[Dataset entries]

★ ★ ★

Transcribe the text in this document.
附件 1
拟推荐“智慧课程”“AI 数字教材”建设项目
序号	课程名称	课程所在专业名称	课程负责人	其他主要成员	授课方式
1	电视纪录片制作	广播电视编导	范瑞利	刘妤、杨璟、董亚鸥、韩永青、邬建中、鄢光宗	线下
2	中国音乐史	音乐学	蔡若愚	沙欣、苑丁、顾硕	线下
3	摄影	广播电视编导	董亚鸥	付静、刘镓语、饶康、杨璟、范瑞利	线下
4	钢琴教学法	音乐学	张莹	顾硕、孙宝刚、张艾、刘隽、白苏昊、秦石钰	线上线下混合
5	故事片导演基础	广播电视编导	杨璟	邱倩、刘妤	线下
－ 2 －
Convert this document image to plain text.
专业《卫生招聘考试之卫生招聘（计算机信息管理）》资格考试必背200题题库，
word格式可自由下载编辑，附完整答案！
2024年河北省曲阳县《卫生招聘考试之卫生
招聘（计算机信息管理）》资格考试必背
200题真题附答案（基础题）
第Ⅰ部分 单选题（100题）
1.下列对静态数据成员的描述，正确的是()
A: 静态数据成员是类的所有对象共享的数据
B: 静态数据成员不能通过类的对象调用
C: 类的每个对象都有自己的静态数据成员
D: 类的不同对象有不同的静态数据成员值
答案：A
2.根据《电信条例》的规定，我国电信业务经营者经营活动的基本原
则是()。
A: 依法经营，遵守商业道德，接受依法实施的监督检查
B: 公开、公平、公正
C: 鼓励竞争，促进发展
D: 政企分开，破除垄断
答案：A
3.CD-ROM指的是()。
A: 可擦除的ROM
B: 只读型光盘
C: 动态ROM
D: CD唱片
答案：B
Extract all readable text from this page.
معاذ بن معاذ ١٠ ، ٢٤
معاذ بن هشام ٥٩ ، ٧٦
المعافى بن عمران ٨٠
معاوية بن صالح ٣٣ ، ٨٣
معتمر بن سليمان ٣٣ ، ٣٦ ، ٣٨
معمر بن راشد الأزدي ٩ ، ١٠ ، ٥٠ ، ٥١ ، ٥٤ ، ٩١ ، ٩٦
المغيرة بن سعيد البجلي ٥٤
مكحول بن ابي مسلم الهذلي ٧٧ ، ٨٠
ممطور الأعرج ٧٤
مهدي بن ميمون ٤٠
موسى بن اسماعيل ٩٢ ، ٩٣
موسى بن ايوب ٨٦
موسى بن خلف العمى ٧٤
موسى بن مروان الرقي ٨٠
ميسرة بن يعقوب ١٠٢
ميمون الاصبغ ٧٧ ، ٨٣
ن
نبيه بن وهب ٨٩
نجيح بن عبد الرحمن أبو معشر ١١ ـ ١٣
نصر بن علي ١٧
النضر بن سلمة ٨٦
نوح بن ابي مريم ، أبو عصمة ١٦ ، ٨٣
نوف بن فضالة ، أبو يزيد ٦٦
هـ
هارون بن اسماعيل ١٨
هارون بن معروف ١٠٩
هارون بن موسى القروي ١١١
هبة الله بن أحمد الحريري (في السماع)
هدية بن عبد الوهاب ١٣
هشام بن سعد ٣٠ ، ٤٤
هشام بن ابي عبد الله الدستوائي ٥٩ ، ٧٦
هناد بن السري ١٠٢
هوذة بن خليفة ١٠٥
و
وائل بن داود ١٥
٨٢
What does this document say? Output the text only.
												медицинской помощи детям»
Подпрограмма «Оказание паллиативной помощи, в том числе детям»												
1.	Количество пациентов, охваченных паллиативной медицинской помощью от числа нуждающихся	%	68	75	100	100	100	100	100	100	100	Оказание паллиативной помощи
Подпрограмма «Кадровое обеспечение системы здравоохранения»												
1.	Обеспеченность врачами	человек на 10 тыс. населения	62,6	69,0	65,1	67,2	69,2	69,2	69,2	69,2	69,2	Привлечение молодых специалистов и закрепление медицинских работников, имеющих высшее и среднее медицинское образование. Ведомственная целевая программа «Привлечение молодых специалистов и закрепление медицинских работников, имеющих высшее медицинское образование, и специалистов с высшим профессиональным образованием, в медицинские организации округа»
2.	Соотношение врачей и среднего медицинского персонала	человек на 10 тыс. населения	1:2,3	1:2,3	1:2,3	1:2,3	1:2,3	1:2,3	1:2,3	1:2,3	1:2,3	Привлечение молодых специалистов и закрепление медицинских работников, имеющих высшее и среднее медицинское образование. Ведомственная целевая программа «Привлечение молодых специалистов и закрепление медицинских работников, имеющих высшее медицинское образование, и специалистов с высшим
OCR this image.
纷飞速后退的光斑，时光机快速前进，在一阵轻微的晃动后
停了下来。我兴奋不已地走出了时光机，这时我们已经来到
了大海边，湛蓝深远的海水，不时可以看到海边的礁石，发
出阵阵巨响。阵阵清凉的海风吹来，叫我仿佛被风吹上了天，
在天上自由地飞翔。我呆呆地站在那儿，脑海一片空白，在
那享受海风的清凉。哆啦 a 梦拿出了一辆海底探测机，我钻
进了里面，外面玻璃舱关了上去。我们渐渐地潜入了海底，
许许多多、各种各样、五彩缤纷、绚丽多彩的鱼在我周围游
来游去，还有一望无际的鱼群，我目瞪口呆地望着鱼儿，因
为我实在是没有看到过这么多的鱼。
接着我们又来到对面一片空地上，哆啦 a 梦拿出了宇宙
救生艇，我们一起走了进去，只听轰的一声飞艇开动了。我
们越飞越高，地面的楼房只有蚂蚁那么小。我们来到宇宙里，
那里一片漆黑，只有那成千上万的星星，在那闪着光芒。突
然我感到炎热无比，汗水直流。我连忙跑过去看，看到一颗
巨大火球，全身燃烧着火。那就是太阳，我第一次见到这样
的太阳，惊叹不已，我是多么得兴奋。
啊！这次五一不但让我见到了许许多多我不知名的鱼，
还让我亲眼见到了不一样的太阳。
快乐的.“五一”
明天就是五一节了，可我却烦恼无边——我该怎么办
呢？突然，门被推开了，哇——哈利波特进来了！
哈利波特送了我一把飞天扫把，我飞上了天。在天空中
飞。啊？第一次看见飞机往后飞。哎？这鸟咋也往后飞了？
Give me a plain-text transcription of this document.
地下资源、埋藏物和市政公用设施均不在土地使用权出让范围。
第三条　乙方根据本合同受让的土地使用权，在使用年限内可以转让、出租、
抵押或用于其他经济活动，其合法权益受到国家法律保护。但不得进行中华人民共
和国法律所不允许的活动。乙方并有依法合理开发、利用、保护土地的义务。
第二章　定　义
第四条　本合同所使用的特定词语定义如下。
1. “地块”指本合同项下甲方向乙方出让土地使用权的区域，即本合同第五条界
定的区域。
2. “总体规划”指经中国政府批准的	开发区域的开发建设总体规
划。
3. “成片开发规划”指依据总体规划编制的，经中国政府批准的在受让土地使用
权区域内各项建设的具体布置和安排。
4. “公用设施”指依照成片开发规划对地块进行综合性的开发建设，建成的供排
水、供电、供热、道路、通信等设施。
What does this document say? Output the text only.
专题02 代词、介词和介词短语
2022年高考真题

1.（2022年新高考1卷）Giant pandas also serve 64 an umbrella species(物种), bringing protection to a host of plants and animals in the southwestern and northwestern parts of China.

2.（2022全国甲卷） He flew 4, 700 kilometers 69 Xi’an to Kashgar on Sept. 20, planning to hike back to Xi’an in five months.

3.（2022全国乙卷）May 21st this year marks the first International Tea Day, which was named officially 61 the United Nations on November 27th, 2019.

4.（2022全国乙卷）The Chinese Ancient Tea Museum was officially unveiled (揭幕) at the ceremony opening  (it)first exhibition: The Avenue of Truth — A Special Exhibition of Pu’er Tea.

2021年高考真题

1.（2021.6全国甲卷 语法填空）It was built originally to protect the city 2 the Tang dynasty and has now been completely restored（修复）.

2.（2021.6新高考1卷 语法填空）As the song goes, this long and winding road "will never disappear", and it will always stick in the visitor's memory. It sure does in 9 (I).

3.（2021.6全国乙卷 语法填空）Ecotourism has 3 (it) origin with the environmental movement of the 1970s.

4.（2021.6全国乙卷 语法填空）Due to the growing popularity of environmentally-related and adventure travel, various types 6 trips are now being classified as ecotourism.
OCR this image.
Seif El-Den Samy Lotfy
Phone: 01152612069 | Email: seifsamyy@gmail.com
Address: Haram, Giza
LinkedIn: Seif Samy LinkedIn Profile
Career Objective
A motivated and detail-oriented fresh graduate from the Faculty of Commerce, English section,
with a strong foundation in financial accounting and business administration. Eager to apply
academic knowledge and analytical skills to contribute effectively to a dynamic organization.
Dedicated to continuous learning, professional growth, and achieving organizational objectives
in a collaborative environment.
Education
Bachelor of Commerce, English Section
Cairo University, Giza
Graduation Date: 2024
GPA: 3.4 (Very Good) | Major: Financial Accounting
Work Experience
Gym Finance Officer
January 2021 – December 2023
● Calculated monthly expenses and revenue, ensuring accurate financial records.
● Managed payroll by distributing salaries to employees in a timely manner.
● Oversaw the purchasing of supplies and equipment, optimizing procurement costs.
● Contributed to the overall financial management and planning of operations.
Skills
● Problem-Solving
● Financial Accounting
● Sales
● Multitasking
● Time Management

★ ★ ★

## What to produce:
Which lines contain the word "هشام"? Return each of them.

## Task output:
معاذ بن هشام ٥٩ ، ٧٦
هشام بن سعد ٣٠ ، ٤٤
هشام بن ابي عبد الله الدستوائي ٥٩ ، ٧٦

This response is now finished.